◆ Input material

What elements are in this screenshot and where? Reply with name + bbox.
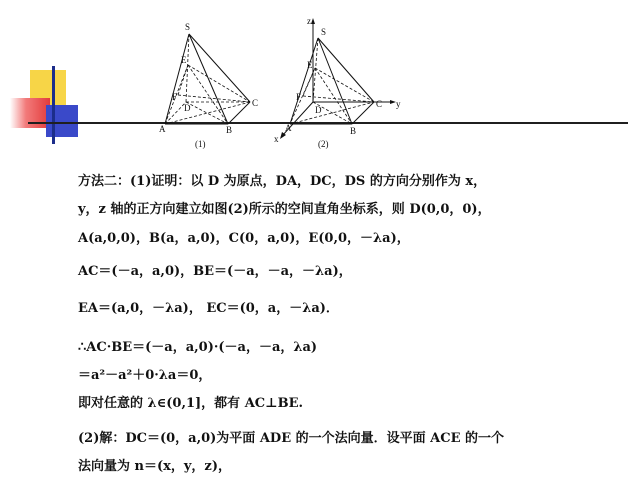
- fig2-label-x: x: [274, 134, 279, 144]
- solution-line-10: 法向量为 n＝(x，y，z)，: [78, 459, 231, 474]
- fig1-label-S: S: [185, 22, 191, 32]
- solution-line-4: AC＝(－a，a,0)，BE＝(－a，－a，－λa)，: [78, 264, 352, 279]
- fig2-label-S: S: [321, 27, 327, 37]
- decor-blue-square: [46, 105, 78, 137]
- fig1-label-A: A: [159, 124, 166, 134]
- solution-line-8: 即对任意的 λ∈(0,1]，都有 AC⊥BE.: [78, 396, 304, 411]
- fig2-label-z: z: [307, 16, 311, 26]
- solution-line-9: (2)解：DC＝(0，a,0)为平面 ADE 的一个法向量．设平面 ACE 的一个: [78, 431, 505, 446]
- fig2-label-B: B: [350, 126, 357, 136]
- solution-line-7: ＝a²－a²＋0·λa＝0，: [78, 368, 212, 383]
- fig2-label-A: A: [285, 123, 292, 133]
- fig1-label-D: D: [184, 103, 191, 113]
- fig2-label-F: F: [296, 92, 302, 102]
- fig1-caption: (1): [195, 139, 206, 149]
- decor-vertical-line: [52, 66, 55, 144]
- fig1-label-E: E: [181, 55, 187, 65]
- fig1-label-F: F: [172, 92, 178, 102]
- fig2-label-y: y: [396, 99, 401, 109]
- solution-line-5: EA＝(a,0，－λa)， EC＝(0，a，－λa)．: [78, 301, 339, 316]
- fig2-caption: (2): [318, 139, 329, 149]
- fig2-label-E: E: [307, 60, 313, 70]
- figure-2: [274, 16, 401, 149]
- fig2-label-D: D: [315, 105, 322, 115]
- solution-line-1: 方法二：(1)证明：以 D 为原点，DA，DC，DS 的方向分别作为 x，: [78, 174, 487, 189]
- figure-1: [159, 22, 258, 149]
- pyramid-figures: [150, 10, 410, 155]
- solution-line-6: ∴AC·BE＝(－a，a,0)·(－a，－a，λa): [78, 340, 318, 355]
- solution-line-3: A(a,0,0)，B(a，a,0)，C(0，a,0)，E(0,0，－λa)，: [78, 231, 410, 246]
- fig1-label-B: B: [226, 125, 233, 135]
- solution-line-2: y，z 轴的正方向建立如图(2)所示的空间直角坐标系，则 D(0,0，0)，: [78, 202, 491, 217]
- fig2-label-C: C: [376, 99, 383, 109]
- fig1-label-C: C: [252, 98, 259, 108]
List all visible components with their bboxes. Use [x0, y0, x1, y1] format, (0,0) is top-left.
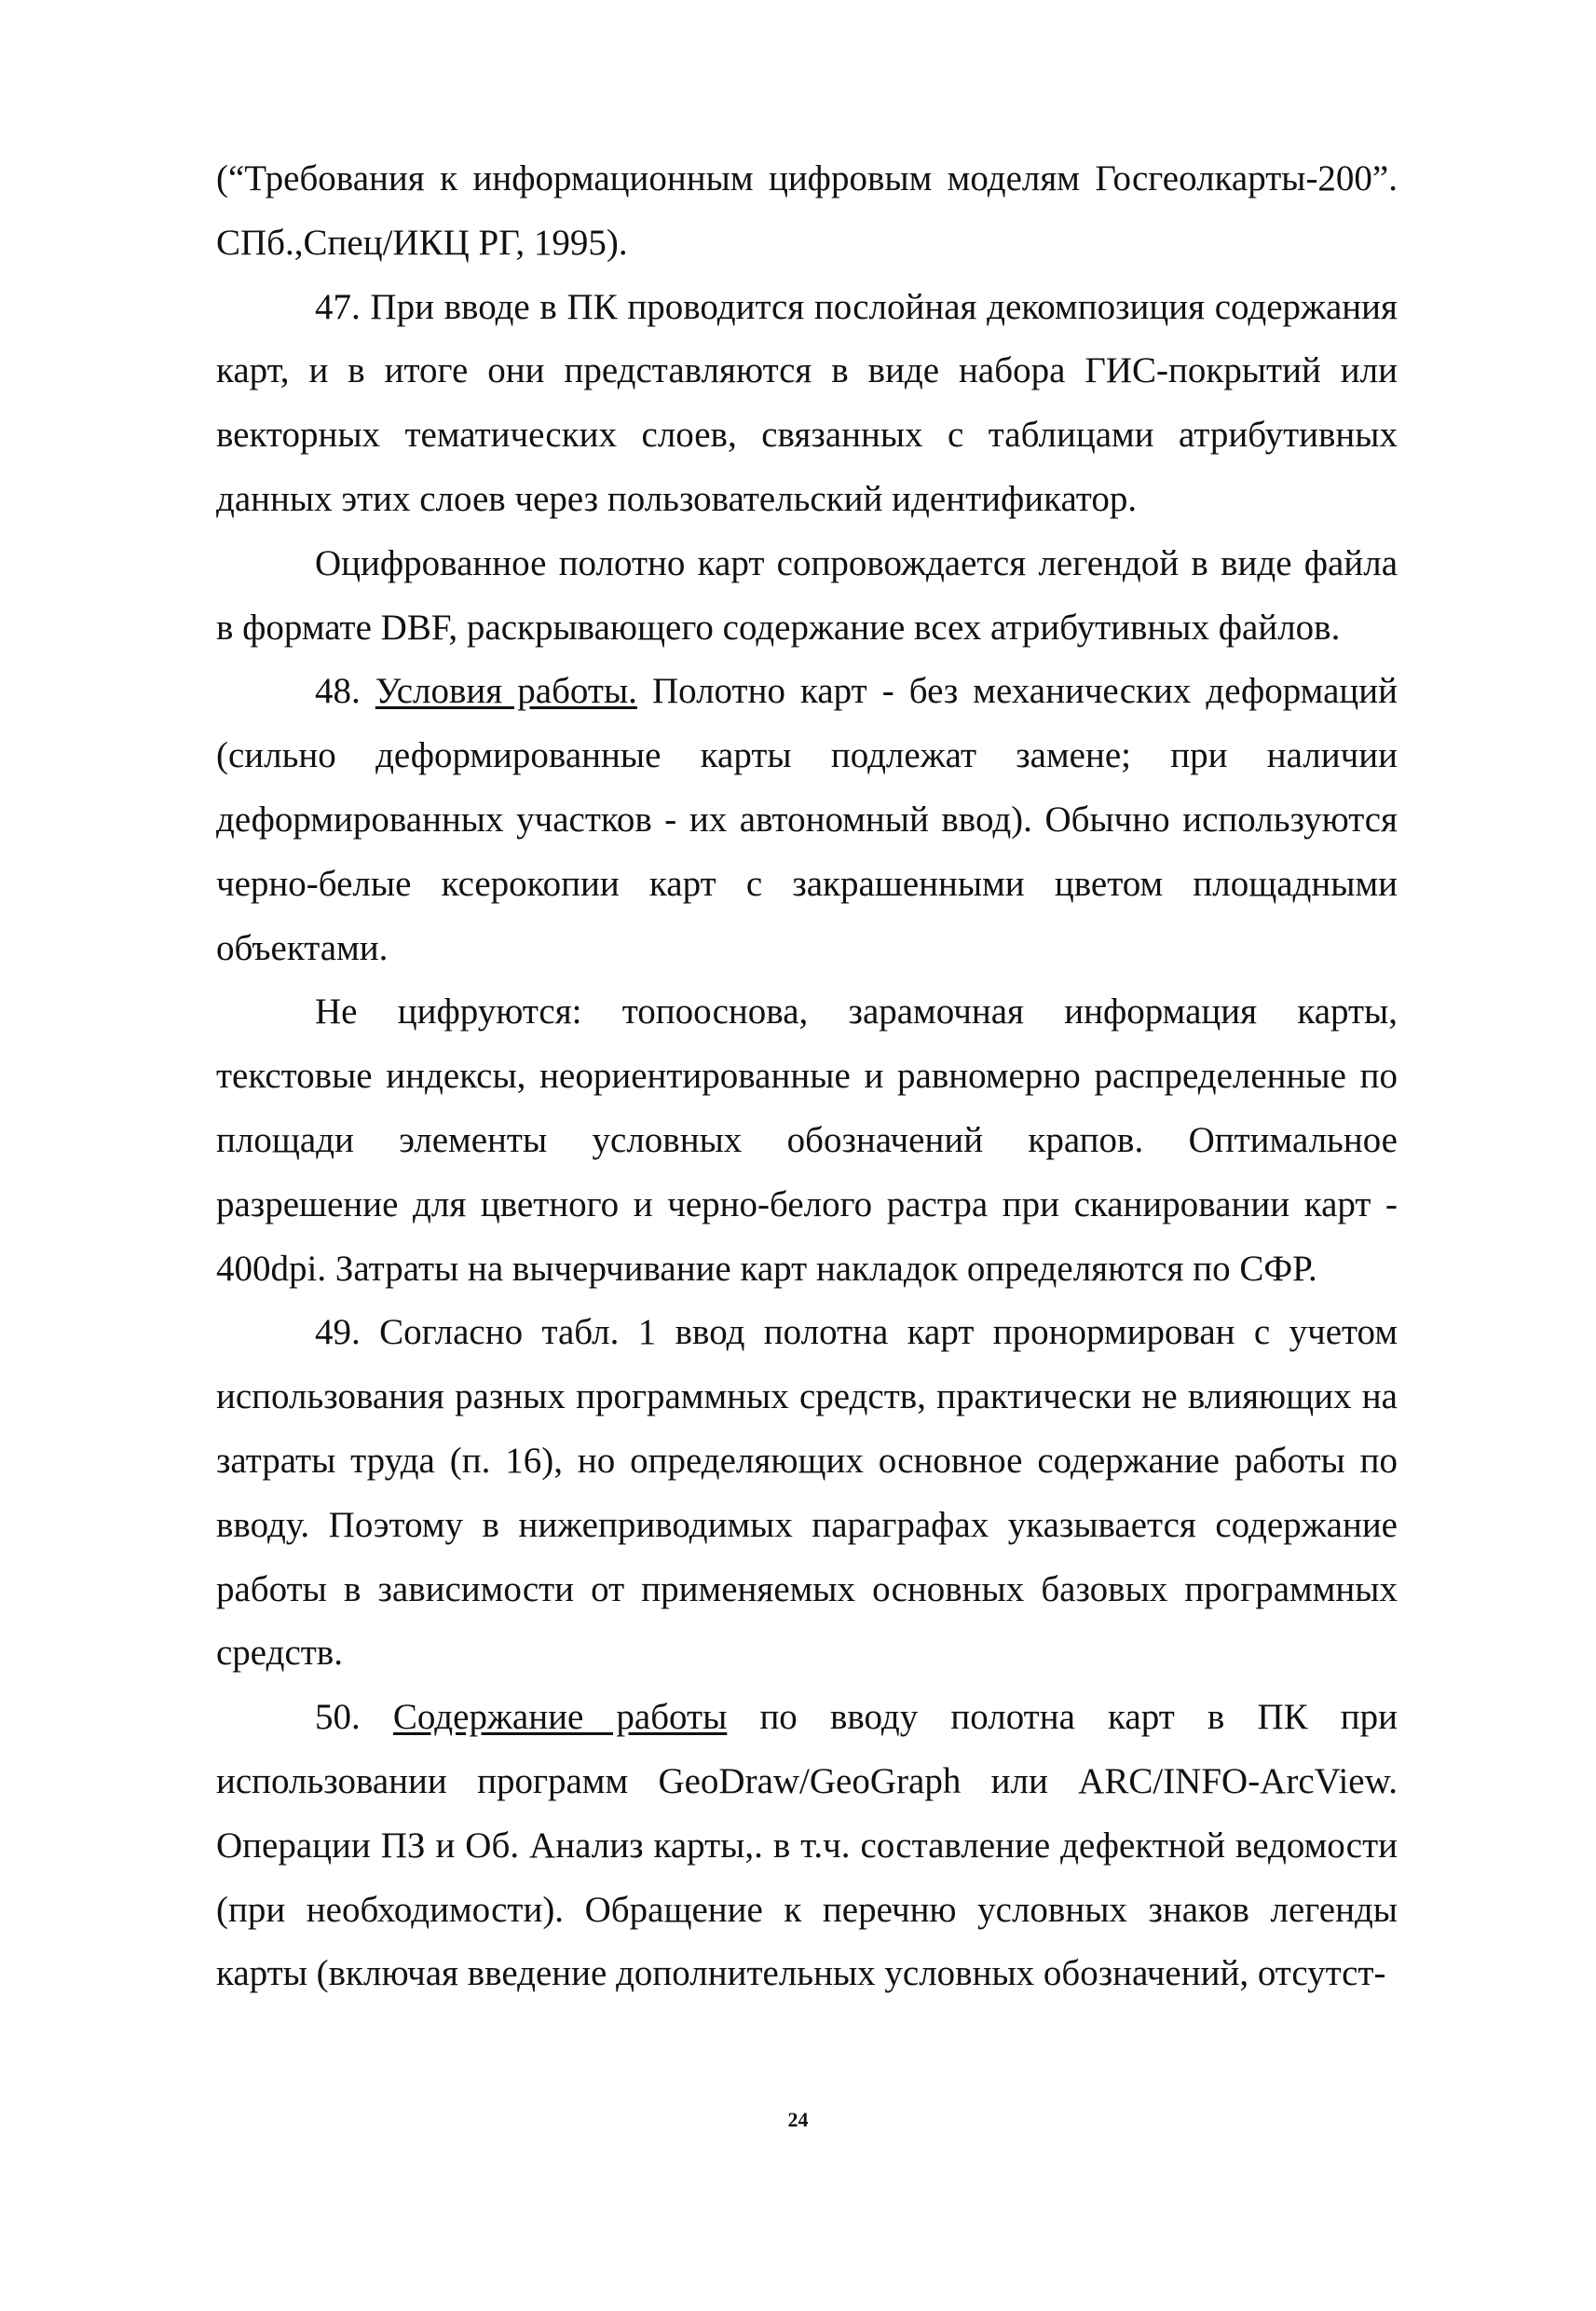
body-text	[216, 147, 1398, 2006]
paragraph-49: 49. Согласно табл. 1 ввод полотна карт пронормирован с учетом использования разных программных средств, практически не влияющих на затраты труда (п. 16), но определяющих основное содержание работы по вводу. Поэтому в нижеприводимых параграфах указывается содержание работы в зависимости от применяемых основных базовых программных средств.	[216, 1312, 1398, 1674]
paragraph-not-digitized: Не цифруются: топооснова, зарамочная информация карты, текстовые индексы, неориентированные и равномерно распределенные по площади элементы условных обозначений крапов. Оптимальное разрешение для цветного и черно-белого растра при сканировании карт - 400dpi. Затраты на вычерчивание карт накладок определяются по СФР.	[216, 991, 1398, 1289]
paragraph-50-body: по вводу полотна карт в ПК при использовании программ GeoDraw/GeoGraph или ARC/INFO-ArcView. Операции ПЗ и Об. Анализ карты,. в т.ч. составление дефектной ведомости (при необходимости). Обращение к перечню условных знаков легенды карты (включая введение дополнительных условных обозначений, отсутст-	[216, 1697, 1398, 1994]
paragraph-48-number: 48.	[315, 671, 375, 712]
paragraph-48-body: Полотно карт - без механических деформаций (сильно деформированные карты подлежат замене; при наличии деформированных участков - их автономный ввод). Обычно используются черно-белые ксерокопии карт с закрашенными цветом площадными объектами.	[216, 671, 1398, 968]
paragraph-47: 47. При вводе в ПК проводится послойная декомпозиция содержания карт, и в итоге они представляются в виде набора ГИС-покрытий или векторных тематических слоев, связанных с таблицами атрибутивных данных этих слоев через пользовательский идентификатор.	[216, 286, 1398, 519]
paragraph-48	[216, 660, 1398, 980]
paragraph-legend: Оцифрованное полотно карт сопровождается легендой в виде файла в формате DBF, раскрывающего содержание всех атрибутивных файлов.	[216, 542, 1398, 648]
paragraph-50-heading: Содержание работы	[392, 1697, 728, 1738]
paragraph-50	[216, 1686, 1398, 2006]
paragraph-50-number: 50.	[315, 1697, 393, 1738]
paragraph-citation: (“Требования к информационным цифровым моделям Госгеолкарты-200”. СПб.,Спец/ИКЦ РГ, 1995).	[216, 158, 1398, 263]
paragraph-48-heading: Условия работы.	[375, 671, 637, 712]
page-number: 24	[787, 2108, 809, 2131]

◆ Prompt
Reproduce everything in the material from the line containing "147, 1398, 2006]" down to the line containing "paragraph-47: 47. При", with both of those lines included.

◆ Response to the exercise
body-text	[216, 147, 1398, 2006]
paragraph-49: 49. Согласно табл. 1 ввод полотна карт пронормирован с учетом использования разных программных средств, практически не влияющих на затраты труда (п. 16), но определяющих основное содержание работы по вводу. Поэтому в нижеприводимых параграфах указывается содержание работы в зависимости от применяемых основных базовых программных средств.	[216, 1312, 1398, 1674]
paragraph-not-digitized: Не цифруются: топооснова, зарамочная информация карты, текстовые индексы, неориентированные и равномерно распределенные по площади элементы условных обозначений крапов. Оптимальное разрешение для цветного и черно-белого растра при сканировании карт - 400dpi. Затраты на вычерчивание карт накладок определяются по СФР.	[216, 991, 1398, 1289]
paragraph-50-body: по вводу полотна карт в ПК при использовании программ GeoDraw/GeoGraph или ARC/INFO-ArcView. Операции ПЗ и Об. Анализ карты,. в т.ч. составление дефектной ведомости (при необходимости). Обращение к перечню условных знаков легенды карты (включая введение дополнительных условных обозначений, отсутст-	[216, 1697, 1398, 1994]
paragraph-48-number: 48.	[315, 671, 375, 712]
paragraph-48-body: Полотно карт - без механических деформаций (сильно деформированные карты подлежат замене; при наличии деформированных участков - их автономный ввод). Обычно используются черно-белые ксерокопии карт с закрашенными цветом площадными объектами.	[216, 671, 1398, 968]
paragraph-47: 47. При вводе в ПК проводится послойная декомпозиция содержания карт, и в итоге они представляются в виде набора ГИС-покрытий или векторных тематических слоев, связанных с таблицами атрибутивных данных этих слоев через пользовательский идентификатор.	[216, 286, 1398, 519]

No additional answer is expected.